#### Listed records
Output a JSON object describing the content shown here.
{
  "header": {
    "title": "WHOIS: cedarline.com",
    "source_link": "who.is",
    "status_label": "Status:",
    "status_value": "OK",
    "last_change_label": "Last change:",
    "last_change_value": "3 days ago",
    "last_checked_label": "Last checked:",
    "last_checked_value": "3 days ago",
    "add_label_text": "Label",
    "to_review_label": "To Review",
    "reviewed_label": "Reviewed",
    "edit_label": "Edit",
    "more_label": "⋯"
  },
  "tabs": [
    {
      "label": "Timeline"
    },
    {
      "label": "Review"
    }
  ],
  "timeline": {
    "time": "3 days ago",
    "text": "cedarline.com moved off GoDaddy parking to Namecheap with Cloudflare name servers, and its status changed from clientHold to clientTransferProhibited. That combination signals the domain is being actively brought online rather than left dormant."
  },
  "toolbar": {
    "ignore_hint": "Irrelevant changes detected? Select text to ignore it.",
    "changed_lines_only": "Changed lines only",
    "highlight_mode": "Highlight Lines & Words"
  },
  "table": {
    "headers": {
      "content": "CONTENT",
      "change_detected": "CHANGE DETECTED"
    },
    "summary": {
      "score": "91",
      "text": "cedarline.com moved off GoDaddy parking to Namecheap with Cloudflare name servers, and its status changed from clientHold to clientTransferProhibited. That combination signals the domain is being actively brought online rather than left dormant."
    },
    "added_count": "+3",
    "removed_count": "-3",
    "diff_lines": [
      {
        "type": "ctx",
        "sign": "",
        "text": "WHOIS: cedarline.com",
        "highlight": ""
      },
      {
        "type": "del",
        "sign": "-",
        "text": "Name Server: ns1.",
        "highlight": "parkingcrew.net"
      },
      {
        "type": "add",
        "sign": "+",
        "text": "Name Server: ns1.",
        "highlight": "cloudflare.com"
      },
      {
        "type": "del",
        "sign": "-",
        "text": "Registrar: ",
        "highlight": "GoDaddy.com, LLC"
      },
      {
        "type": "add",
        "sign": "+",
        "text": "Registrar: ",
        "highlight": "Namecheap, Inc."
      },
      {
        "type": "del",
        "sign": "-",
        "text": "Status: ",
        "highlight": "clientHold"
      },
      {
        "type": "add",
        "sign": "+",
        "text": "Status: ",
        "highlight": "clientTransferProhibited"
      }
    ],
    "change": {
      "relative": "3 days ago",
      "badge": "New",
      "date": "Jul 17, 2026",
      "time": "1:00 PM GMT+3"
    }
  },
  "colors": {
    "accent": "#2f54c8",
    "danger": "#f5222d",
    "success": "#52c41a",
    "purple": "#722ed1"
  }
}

#### Task prompt
Print all of the entries again, exactly as written.

#### The reply
Output a JSON object describing the content shown here.
{
  "header": {
    "title": "WHOIS: cedarline.com",
    "source_link": "who.is",
    "status_label": "Status:",
    "status_value": "OK",
    "last_change_label": "Last change:",
    "last_change_value": "3 days ago",
    "last_checked_label": "Last checked:",
    "last_checked_value": "3 days ago",
    "add_label_text": "Label",
    "to_review_label": "To Review",
    "reviewed_label": "Reviewed",
    "edit_label": "Edit",
    "more_label": "⋯"
  },
  "tabs": [
    {
      "label": "Timeline"
    },
    {
      "label": "Review"
    }
  ],
  "timeline": {
    "time": "3 days ago",
    "text": "cedarline.com moved off GoDaddy parking to Namecheap with Cloudflare name servers, and its status changed from clientHold to clientTransferProhibited. That combination signals the domain is being actively brought online rather than left dormant."
  },
  "toolbar": {
    "ignore_hint": "Irrelevant changes detected? Select text to ignore it.",
    "changed_lines_only": "Changed lines only",
    "highlight_mode": "Highlight Lines & Words"
  },
  "table": {
    "headers": {
      "content": "CONTENT",
      "change_detected": "CHANGE DETECTED"
    },
    "summary": {
      "score": "91",
      "text": "cedarline.com moved off GoDaddy parking to Namecheap with Cloudflare name servers, and its status changed from clientHold to clientTransferProhibited. That combination signals the domain is being actively brought online rather than left dormant."
    },
    "added_count": "+3",
    "removed_count": "-3",
    "diff_lines": [
      {
        "type": "ctx",
        "sign": "",
        "text": "WHOIS: cedarline.com",
        "highlight": ""
      },
      {
        "type": "del",
        "sign": "-",
        "text": "Name Server: ns1.",
        "highlight": "parkingcrew.net"
      },
      {
        "type": "add",
        "sign": "+",
        "text": "Name Server: ns1.",
        "highlight": "cloudflare.com"
      },
      {
        "type": "del",
        "sign": "-",
        "text": "Registrar: ",
        "highlight": "GoDaddy.com, LLC"
      },
      {
        "type": "add",
        "sign": "+",
        "text": "Registrar: ",
        "highlight": "Namecheap, Inc."
      },
      {
        "type": "del",
        "sign": "-",
        "text": "Status: ",
        "highlight": "clientHold"
      },
      {
        "type": "add",
        "sign": "+",
        "text": "Status: ",
        "highlight": "clientTransferProhibited"
      }
    ],
    "change": {
      "relative": "3 days ago",
      "badge": "New",
      "date": "Jul 17, 2026",
      "time": "1:00 PM GMT+3"
    }
  },
  "colors": {
    "accent": "#2f54c8",
    "danger": "#f5222d",
    "success": "#52c41a",
    "purple": "#722ed1"
  }
}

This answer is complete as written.